[Figure record extracts]
________________________________________
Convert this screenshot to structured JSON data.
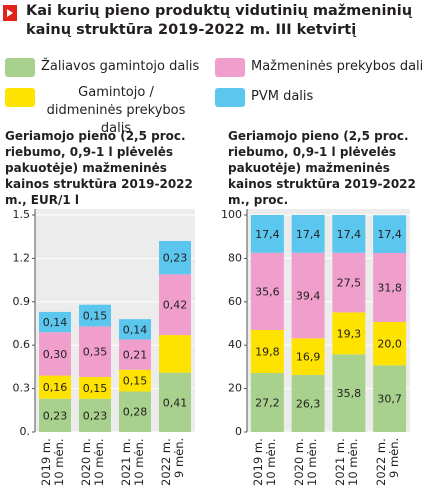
{
  "title": "Kai kurių pieno produktų vidutinių mažmeninių kainų struktūra 2019-2022 m. III ketvirtį",
  "chart_data": [
    {
      "type": "bar",
      "stacked": true,
      "title": "Geriamojo pieno (2,5 proc. riebumo, 0,9-1 l plėvelės pakuotėje) mažmeninės kainos struktūra 2019-2022 m., EUR/1 l",
      "categories": [
        "2019 m. 10 mėn.",
        "2020 m. 10 mėn.",
        "2021 m. 10 mėn.",
        "2022 m. 9 mėn."
      ],
      "series": [
        {
          "name": "Žaliavos gamintojo dalis",
          "color": "#a9d18e",
          "values": [
            0.23,
            0.23,
            0.28,
            0.41
          ],
          "value_labels": [
            "0,23",
            "0,23",
            "0,28",
            "0,41"
          ]
        },
        {
          "name": "Gamintojo / didmeninės prekybos dalis",
          "color": "#ffe300",
          "values": [
            0.16,
            0.15,
            0.15,
            0.26
          ],
          "value_labels": [
            "0,16",
            "0,15",
            "0,15",
            null
          ]
        },
        {
          "name": "Mažmeninės prekybos dalis",
          "color": "#f09fcc",
          "values": [
            0.3,
            0.35,
            0.21,
            0.42
          ],
          "value_labels": [
            "0,30",
            "0,35",
            "0,21",
            "0,42"
          ]
        },
        {
          "name": "PVM dalis",
          "color": "#5bc6ee",
          "values": [
            0.14,
            0.15,
            0.14,
            0.23
          ],
          "value_labels": [
            "0,14",
            "0,15",
            "0,14",
            "0,23"
          ]
        }
      ],
      "ylim": [
        0,
        1.5
      ],
      "yticks": [
        {
          "value": 0,
          "label": "0."
        },
        0.3,
        0.6,
        0.9,
        1.2,
        1.5
      ],
      "grid": true
    },
    {
      "type": "bar",
      "stacked": true,
      "title": "Geriamojo pieno (2,5 proc. riebumo, 0,9-1 l plėvelės pakuotėje) mažmeninės kainos struktūra 2019-2022 m., proc.",
      "categories": [
        "2019 m. 10 mėn.",
        "2020 m. 10 mėn.",
        "2021 m. 10 mėn.",
        "2022 m. 9 mėn."
      ],
      "series": [
        {
          "color": "#a9d18e",
          "values": [
            27.2,
            26.3,
            35.8,
            30.7
          ],
          "value_labels": [
            "27,2",
            "26,3",
            "35,8",
            "30,7"
          ]
        },
        {
          "color": "#ffe300",
          "values": [
            19.8,
            16.9,
            19.3,
            20.0
          ],
          "value_labels": [
            "19,8",
            "16,9",
            "19,3",
            "20,0"
          ]
        },
        {
          "color": "#f09fcc",
          "values": [
            35.6,
            39.4,
            27.5,
            31.8
          ],
          "value_labels": [
            "35,6",
            "39,4",
            "27,5",
            "31,8"
          ]
        },
        {
          "color": "#5bc6ee",
          "values": [
            17.4,
            17.4,
            17.4,
            17.4
          ],
          "value_labels": [
            "17,4",
            "17,4",
            "17,4",
            "17,4"
          ]
        }
      ],
      "ylim": [
        0,
        100
      ],
      "yticks": [
        0,
        20,
        40,
        60,
        80,
        100
      ],
      "grid": true
    }
  ]
}
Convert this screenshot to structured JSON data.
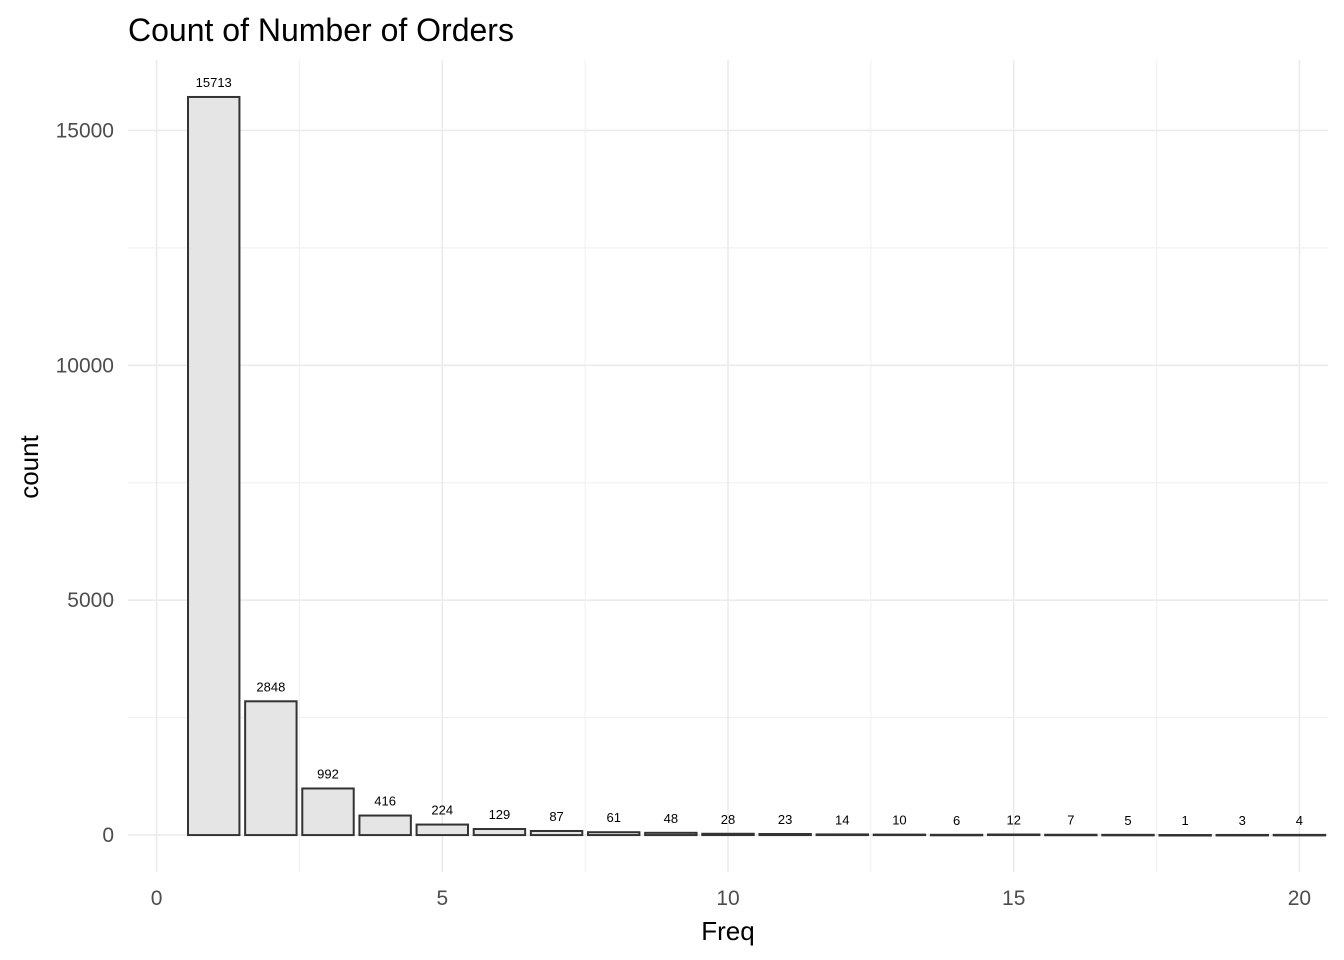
{
  "chart_data": {
    "type": "bar",
    "title": "Count of Number of Orders",
    "xlabel": "Freq",
    "ylabel": "count",
    "x": [
      1,
      2,
      3,
      4,
      5,
      6,
      7,
      8,
      9,
      10,
      11,
      12,
      13,
      14,
      15,
      16,
      17,
      18,
      19,
      20
    ],
    "values": [
      15713,
      2848,
      992,
      416,
      224,
      129,
      87,
      61,
      48,
      28,
      23,
      14,
      10,
      6,
      12,
      7,
      5,
      1,
      3,
      4
    ],
    "data_labels": [
      "15713",
      "2848",
      "992",
      "416",
      "224",
      "129",
      "87",
      "61",
      "48",
      "28",
      "23",
      "14",
      "10",
      "6",
      "12",
      "7",
      "5",
      "1",
      "3",
      "4"
    ],
    "x_ticks": [
      0,
      5,
      10,
      15,
      20
    ],
    "x_tick_labels": [
      "0",
      "5",
      "10",
      "15",
      "20"
    ],
    "y_ticks": [
      0,
      5000,
      10000,
      15000
    ],
    "y_tick_labels": [
      "0",
      "5000",
      "10000",
      "15000"
    ],
    "xlim": [
      -0.5,
      20.5
    ],
    "ylim": [
      -786,
      16500
    ],
    "grid": true,
    "legend": "none",
    "colors": {
      "bar_fill": "#e5e5e5",
      "bar_outline": "#333333",
      "grid": "#ebebeb"
    }
  }
}
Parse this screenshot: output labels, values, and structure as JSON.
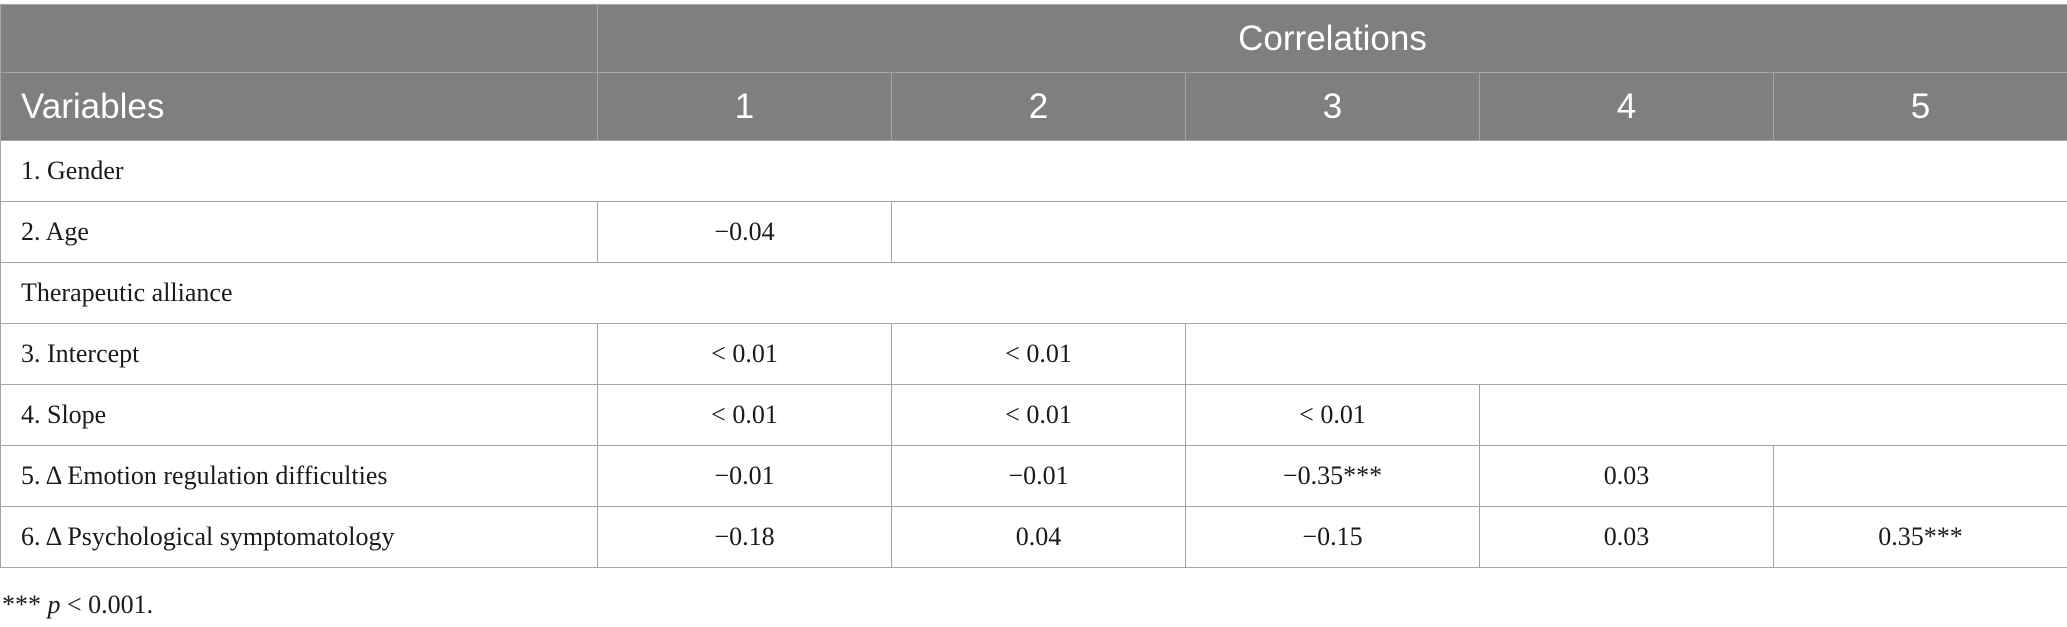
{
  "header": {
    "group_title": "Correlations",
    "variables_label": "Variables",
    "columns": [
      "1",
      "2",
      "3",
      "4",
      "5"
    ]
  },
  "rows": [
    {
      "label": "1. Gender",
      "cells": []
    },
    {
      "label": "2. Age",
      "cells": [
        "−0.04"
      ]
    },
    {
      "label": "Therapeutic alliance",
      "cells": []
    },
    {
      "label": "3. Intercept",
      "cells": [
        "< 0.01",
        "< 0.01"
      ]
    },
    {
      "label": "4. Slope",
      "cells": [
        "< 0.01",
        "< 0.01",
        "< 0.01"
      ]
    },
    {
      "label": "5. Δ Emotion regulation difficulties",
      "cells": [
        "−0.01",
        "−0.01",
        "−0.35***",
        "0.03"
      ]
    },
    {
      "label": "6. Δ Psychological symptomatology",
      "cells": [
        "−0.18",
        "0.04",
        "−0.15",
        "0.03",
        "0.35***"
      ]
    }
  ],
  "footnote": {
    "stars": "***",
    "p_symbol": "p",
    "threshold": "< 0.001."
  }
}
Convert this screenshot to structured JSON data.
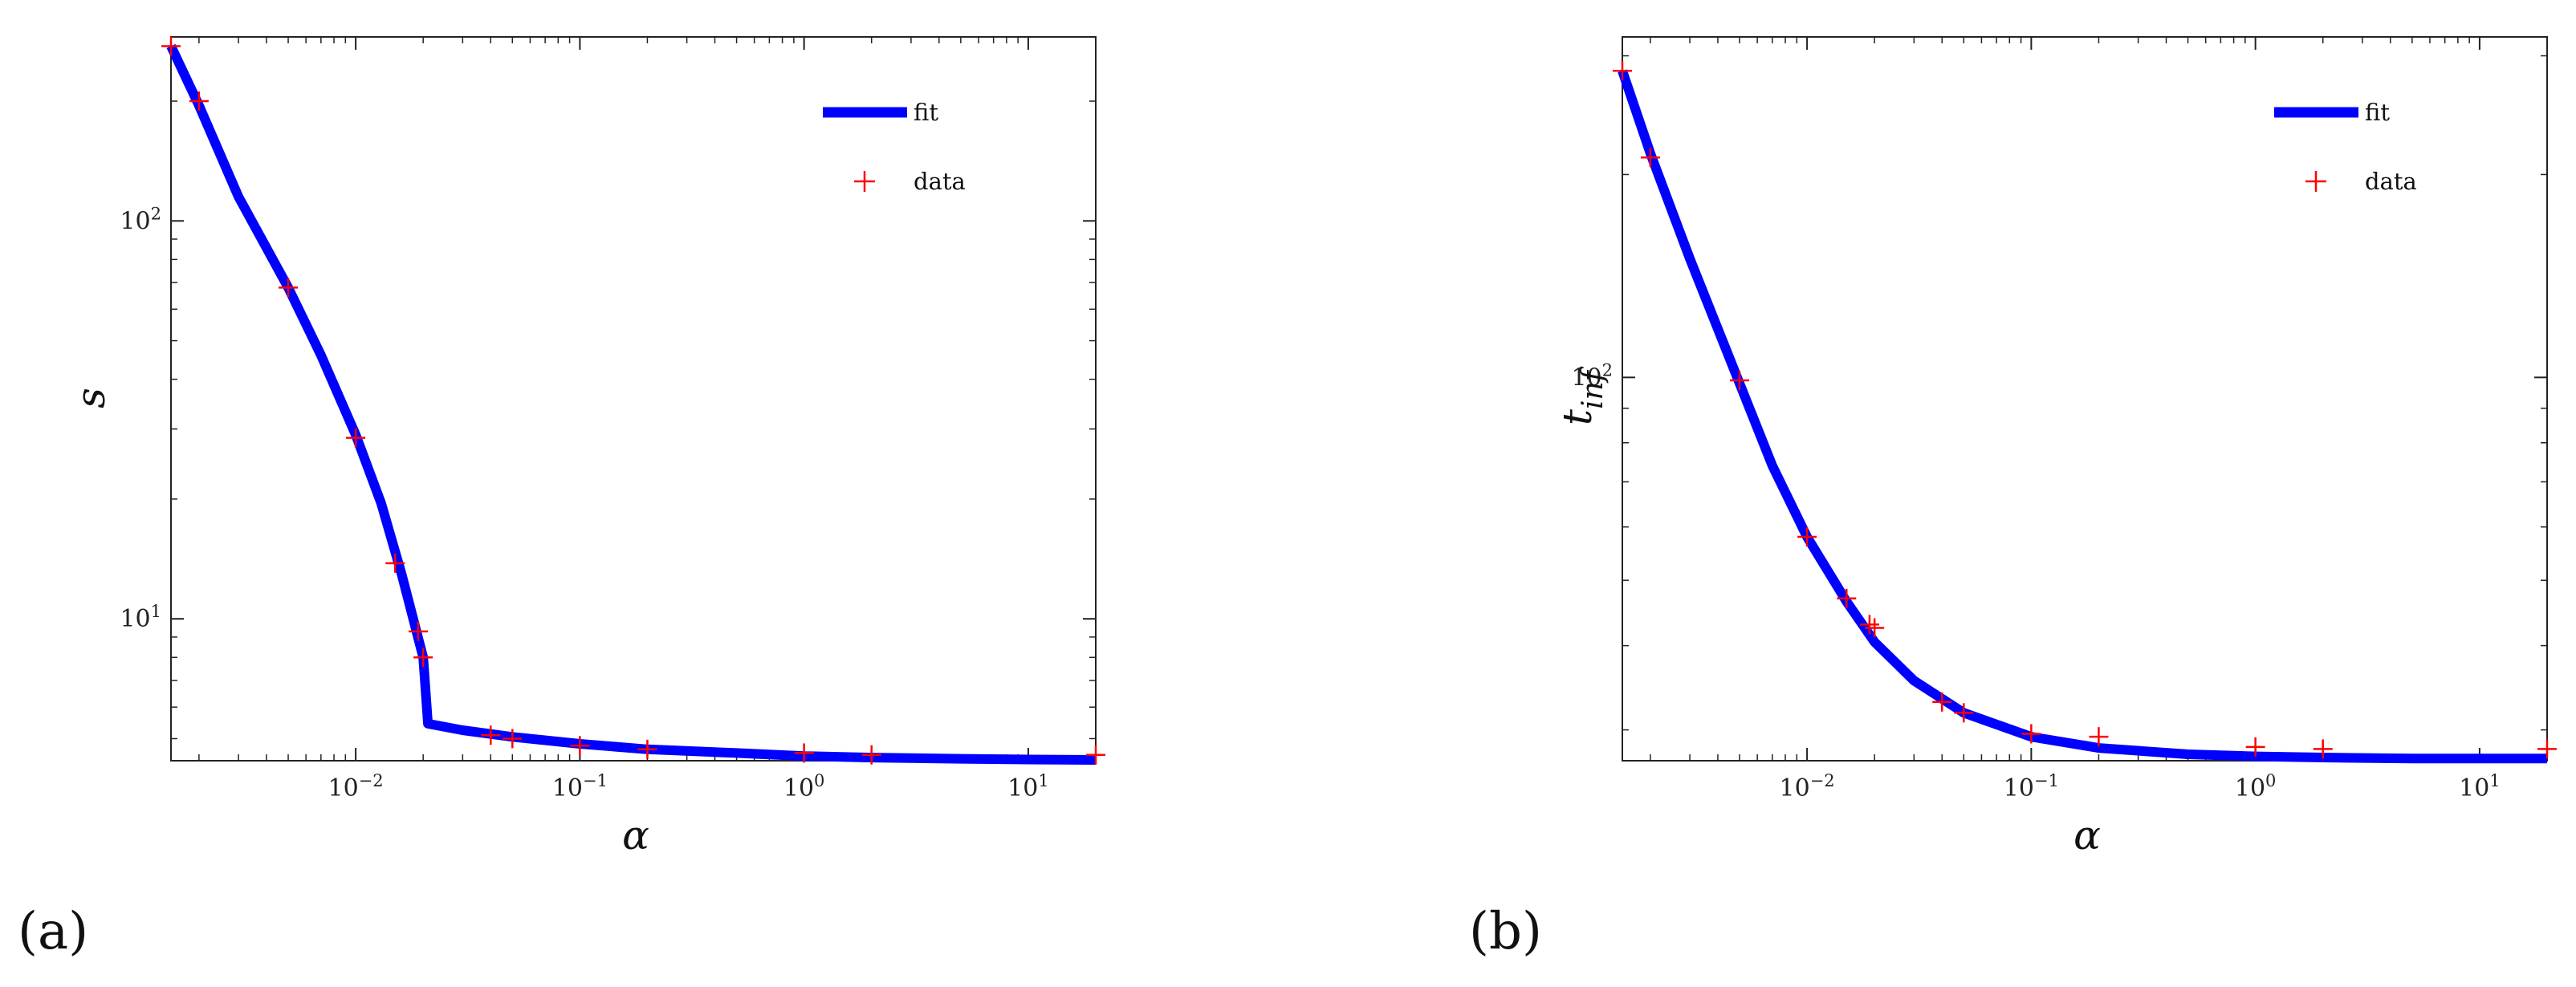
{
  "figure": {
    "panel_labels": [
      "(a)",
      "(b)"
    ]
  },
  "chart_data": [
    {
      "type": "line",
      "panel": "(a)",
      "xlabel": "α",
      "ylabel": "s",
      "xscale": "log",
      "yscale": "log",
      "xlim": [
        0.0015,
        20
      ],
      "ylim": [
        4.4,
        290
      ],
      "x_ticks": [
        {
          "value": 0.01,
          "base": "10",
          "exp": "−2"
        },
        {
          "value": 0.1,
          "base": "10",
          "exp": "−1"
        },
        {
          "value": 1,
          "base": "10",
          "exp": "0"
        },
        {
          "value": 10,
          "base": "10",
          "exp": "1"
        }
      ],
      "y_ticks": [
        {
          "value": 10,
          "base": "10",
          "exp": "1"
        },
        {
          "value": 100,
          "base": "10",
          "exp": "2"
        }
      ],
      "legend": {
        "position": "top-right",
        "entries": [
          "fit",
          "data"
        ]
      },
      "series": [
        {
          "name": "fit",
          "kind": "line",
          "color": "#0000ff",
          "x": [
            0.0015,
            0.002,
            0.003,
            0.005,
            0.007,
            0.01,
            0.013,
            0.016,
            0.02,
            0.021,
            0.03,
            0.05,
            0.1,
            0.2,
            0.5,
            1,
            2,
            5,
            10,
            20
          ],
          "y": [
            275,
            195,
            115,
            68,
            46,
            29,
            19.5,
            13,
            8,
            5.45,
            5.25,
            5.05,
            4.85,
            4.7,
            4.6,
            4.52,
            4.48,
            4.45,
            4.43,
            4.42
          ]
        },
        {
          "name": "data",
          "kind": "marker",
          "marker": "+",
          "color": "#ff0000",
          "x": [
            0.0015,
            0.002,
            0.005,
            0.01,
            0.015,
            0.019,
            0.02,
            0.04,
            0.05,
            0.1,
            0.2,
            1,
            2,
            20
          ],
          "y": [
            275,
            200,
            68,
            28.5,
            13.8,
            9.3,
            8,
            5.1,
            5,
            4.8,
            4.7,
            4.6,
            4.55,
            4.55
          ]
        }
      ]
    },
    {
      "type": "line",
      "panel": "(b)",
      "xlabel": "α",
      "ylabel": "t_inf",
      "xscale": "log",
      "yscale": "log",
      "xlim": [
        0.0015,
        20
      ],
      "ylim": [
        27,
        320
      ],
      "x_ticks": [
        {
          "value": 0.01,
          "base": "10",
          "exp": "−2"
        },
        {
          "value": 0.1,
          "base": "10",
          "exp": "−1"
        },
        {
          "value": 1,
          "base": "10",
          "exp": "0"
        },
        {
          "value": 10,
          "base": "10",
          "exp": "1"
        }
      ],
      "y_ticks": [
        {
          "value": 100,
          "base": "10",
          "exp": "2"
        }
      ],
      "legend": {
        "position": "top-right",
        "entries": [
          "fit",
          "data"
        ]
      },
      "series": [
        {
          "name": "fit",
          "kind": "line",
          "color": "#0000ff",
          "x": [
            0.0015,
            0.002,
            0.003,
            0.005,
            0.007,
            0.01,
            0.015,
            0.02,
            0.03,
            0.05,
            0.1,
            0.2,
            0.5,
            1,
            2,
            5,
            10,
            20
          ],
          "y": [
            285,
            215,
            150,
            98,
            74,
            58,
            46.5,
            40.5,
            35.5,
            31.8,
            29.3,
            28.2,
            27.6,
            27.4,
            27.3,
            27.2,
            27.2,
            27.2
          ]
        },
        {
          "name": "data",
          "kind": "marker",
          "marker": "+",
          "color": "#ff0000",
          "x": [
            0.0015,
            0.002,
            0.005,
            0.01,
            0.015,
            0.019,
            0.02,
            0.04,
            0.05,
            0.1,
            0.2,
            1,
            2,
            20
          ],
          "y": [
            285,
            212,
            99,
            58,
            47,
            43,
            42.5,
            33,
            31.8,
            29.6,
            29.3,
            28.3,
            28.1,
            28.1
          ]
        }
      ]
    }
  ]
}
________________________________________
Read through the data and copy every line where "name" shows up.

          "name": "Žaliavos gamintojo dalis",
          "name": "Gamintojo / didmeninės prekybos dalis",
          "name": "Mažmeninės prekybos dalis",
          "name": "PVM dalis",
          "name": "fit",
          "name": "data",
          "name": "fit",
          "name": "data",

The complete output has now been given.